**WHAT THE EXERCISE ASKS:** Reproduce every line of the material below, but drop the pictures.

------ THE RECORDS

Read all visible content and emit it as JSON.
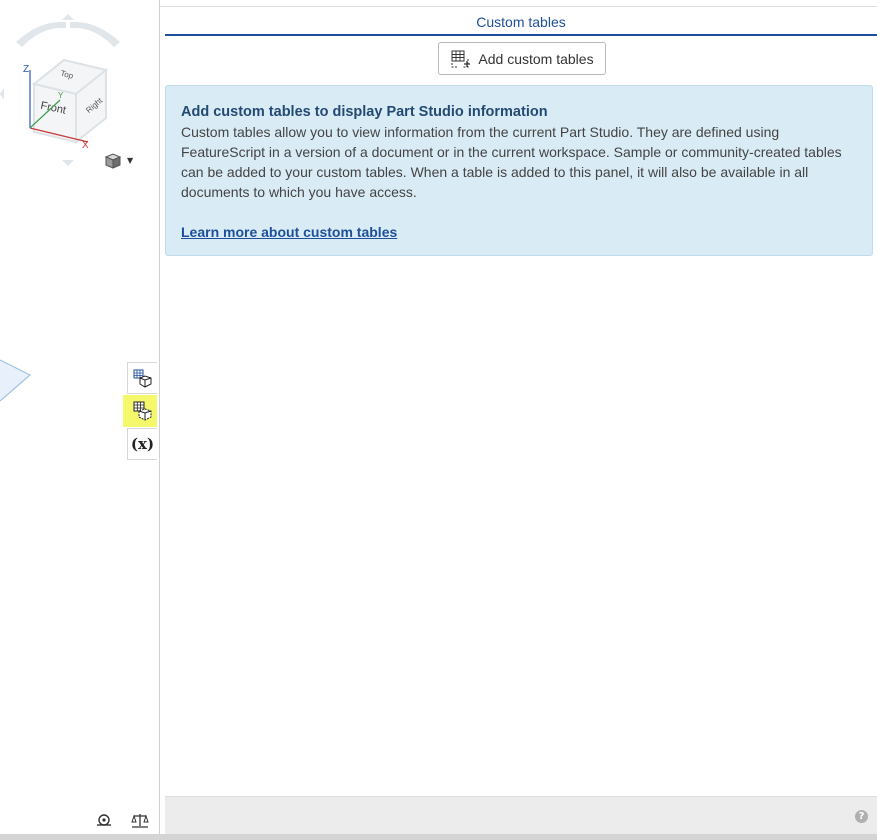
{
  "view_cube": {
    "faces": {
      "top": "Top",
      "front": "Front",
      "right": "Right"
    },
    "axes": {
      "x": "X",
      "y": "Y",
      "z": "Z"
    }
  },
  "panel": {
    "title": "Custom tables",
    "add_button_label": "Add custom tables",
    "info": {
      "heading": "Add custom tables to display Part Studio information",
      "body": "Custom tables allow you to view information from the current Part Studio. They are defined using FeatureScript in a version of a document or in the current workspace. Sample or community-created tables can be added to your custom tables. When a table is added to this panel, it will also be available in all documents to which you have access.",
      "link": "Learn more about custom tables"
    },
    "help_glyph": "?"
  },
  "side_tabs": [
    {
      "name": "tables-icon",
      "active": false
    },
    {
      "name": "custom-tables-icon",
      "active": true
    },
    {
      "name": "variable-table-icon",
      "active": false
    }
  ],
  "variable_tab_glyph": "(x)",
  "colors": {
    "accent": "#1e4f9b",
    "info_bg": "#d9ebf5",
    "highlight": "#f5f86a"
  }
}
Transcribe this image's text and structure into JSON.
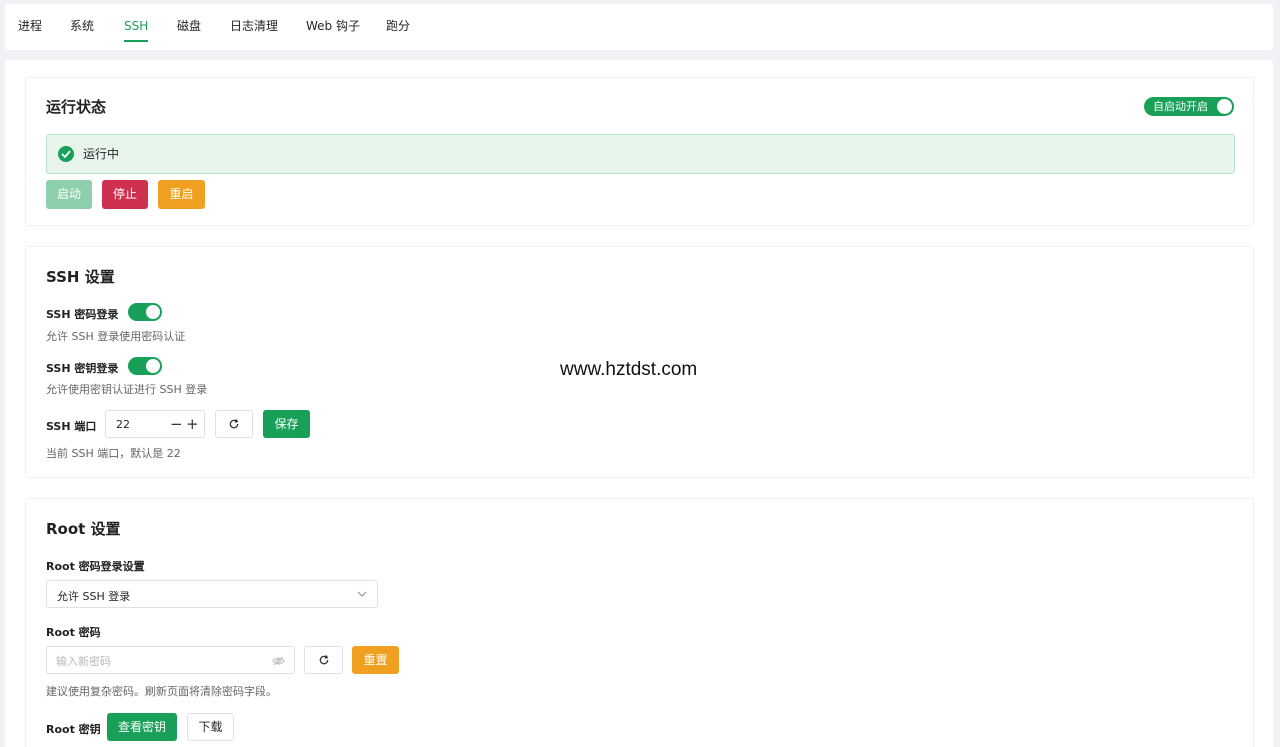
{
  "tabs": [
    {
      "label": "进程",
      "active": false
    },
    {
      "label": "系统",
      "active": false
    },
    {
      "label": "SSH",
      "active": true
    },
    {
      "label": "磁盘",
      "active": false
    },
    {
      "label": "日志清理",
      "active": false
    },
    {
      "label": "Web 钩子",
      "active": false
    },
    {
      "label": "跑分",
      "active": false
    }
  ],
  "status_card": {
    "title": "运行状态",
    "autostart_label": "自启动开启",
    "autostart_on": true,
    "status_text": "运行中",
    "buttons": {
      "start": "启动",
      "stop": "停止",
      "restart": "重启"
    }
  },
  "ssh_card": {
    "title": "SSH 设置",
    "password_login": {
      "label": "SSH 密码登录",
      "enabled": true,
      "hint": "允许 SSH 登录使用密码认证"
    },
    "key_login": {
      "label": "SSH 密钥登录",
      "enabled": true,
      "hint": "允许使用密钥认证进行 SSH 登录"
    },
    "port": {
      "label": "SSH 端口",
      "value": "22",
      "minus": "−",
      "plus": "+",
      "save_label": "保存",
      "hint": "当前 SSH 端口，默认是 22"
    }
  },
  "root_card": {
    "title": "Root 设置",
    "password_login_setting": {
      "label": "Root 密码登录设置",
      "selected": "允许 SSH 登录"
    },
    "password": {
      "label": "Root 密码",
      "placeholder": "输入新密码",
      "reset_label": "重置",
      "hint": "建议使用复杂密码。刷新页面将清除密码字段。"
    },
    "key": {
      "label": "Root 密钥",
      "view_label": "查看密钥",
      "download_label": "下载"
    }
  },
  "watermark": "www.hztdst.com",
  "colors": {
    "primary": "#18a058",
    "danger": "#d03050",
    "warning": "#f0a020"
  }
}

------------

**SOLUTION TO THE EXERCISE:**
Read all visible content and emit it as JSON.
{
  "view_cube": {
    "faces": {
      "top": "Top",
      "front": "Front",
      "right": "Right"
    },
    "axes": {
      "x": "X",
      "y": "Y",
      "z": "Z"
    }
  },
  "panel": {
    "title": "Custom tables",
    "add_button_label": "Add custom tables",
    "info": {
      "heading": "Add custom tables to display Part Studio information",
      "body": "Custom tables allow you to view information from the current Part Studio. They are defined using FeatureScript in a version of a document or in the current workspace. Sample or community-created tables can be added to your custom tables. When a table is added to this panel, it will also be available in all documents to which you have access.",
      "link": "Learn more about custom tables"
    },
    "help_glyph": "?"
  },
  "side_tabs": [
    {
      "name": "tables-icon",
      "active": false
    },
    {
      "name": "custom-tables-icon",
      "active": true
    },
    {
      "name": "variable-table-icon",
      "active": false
    }
  ],
  "variable_tab_glyph": "(x)",
  "colors": {
    "accent": "#1e4f9b",
    "info_bg": "#d9ebf5",
    "highlight": "#f5f86a"
  }
}
Transcribe this image's text and structure into JSON.
{
  "tabs": [
    {
      "label": "进程",
      "active": false
    },
    {
      "label": "系统",
      "active": false
    },
    {
      "label": "SSH",
      "active": true
    },
    {
      "label": "磁盘",
      "active": false
    },
    {
      "label": "日志清理",
      "active": false
    },
    {
      "label": "Web 钩子",
      "active": false
    },
    {
      "label": "跑分",
      "active": false
    }
  ],
  "status_card": {
    "title": "运行状态",
    "autostart_label": "自启动开启",
    "autostart_on": true,
    "status_text": "运行中",
    "buttons": {
      "start": "启动",
      "stop": "停止",
      "restart": "重启"
    }
  },
  "ssh_card": {
    "title": "SSH 设置",
    "password_login": {
      "label": "SSH 密码登录",
      "enabled": true,
      "hint": "允许 SSH 登录使用密码认证"
    },
    "key_login": {
      "label": "SSH 密钥登录",
      "enabled": true,
      "hint": "允许使用密钥认证进行 SSH 登录"
    },
    "port": {
      "label": "SSH 端口",
      "value": "22",
      "minus": "−",
      "plus": "+",
      "save_label": "保存",
      "hint": "当前 SSH 端口，默认是 22"
    }
  },
  "root_card": {
    "title": "Root 设置",
    "password_login_setting": {
      "label": "Root 密码登录设置",
      "selected": "允许 SSH 登录"
    },
    "password": {
      "label": "Root 密码",
      "placeholder": "输入新密码",
      "reset_label": "重置",
      "hint": "建议使用复杂密码。刷新页面将清除密码字段。"
    },
    "key": {
      "label": "Root 密钥",
      "view_label": "查看密钥",
      "download_label": "下载"
    }
  },
  "watermark": "www.hztdst.com",
  "colors": {
    "primary": "#18a058",
    "danger": "#d03050",
    "warning": "#f0a020"
  }
}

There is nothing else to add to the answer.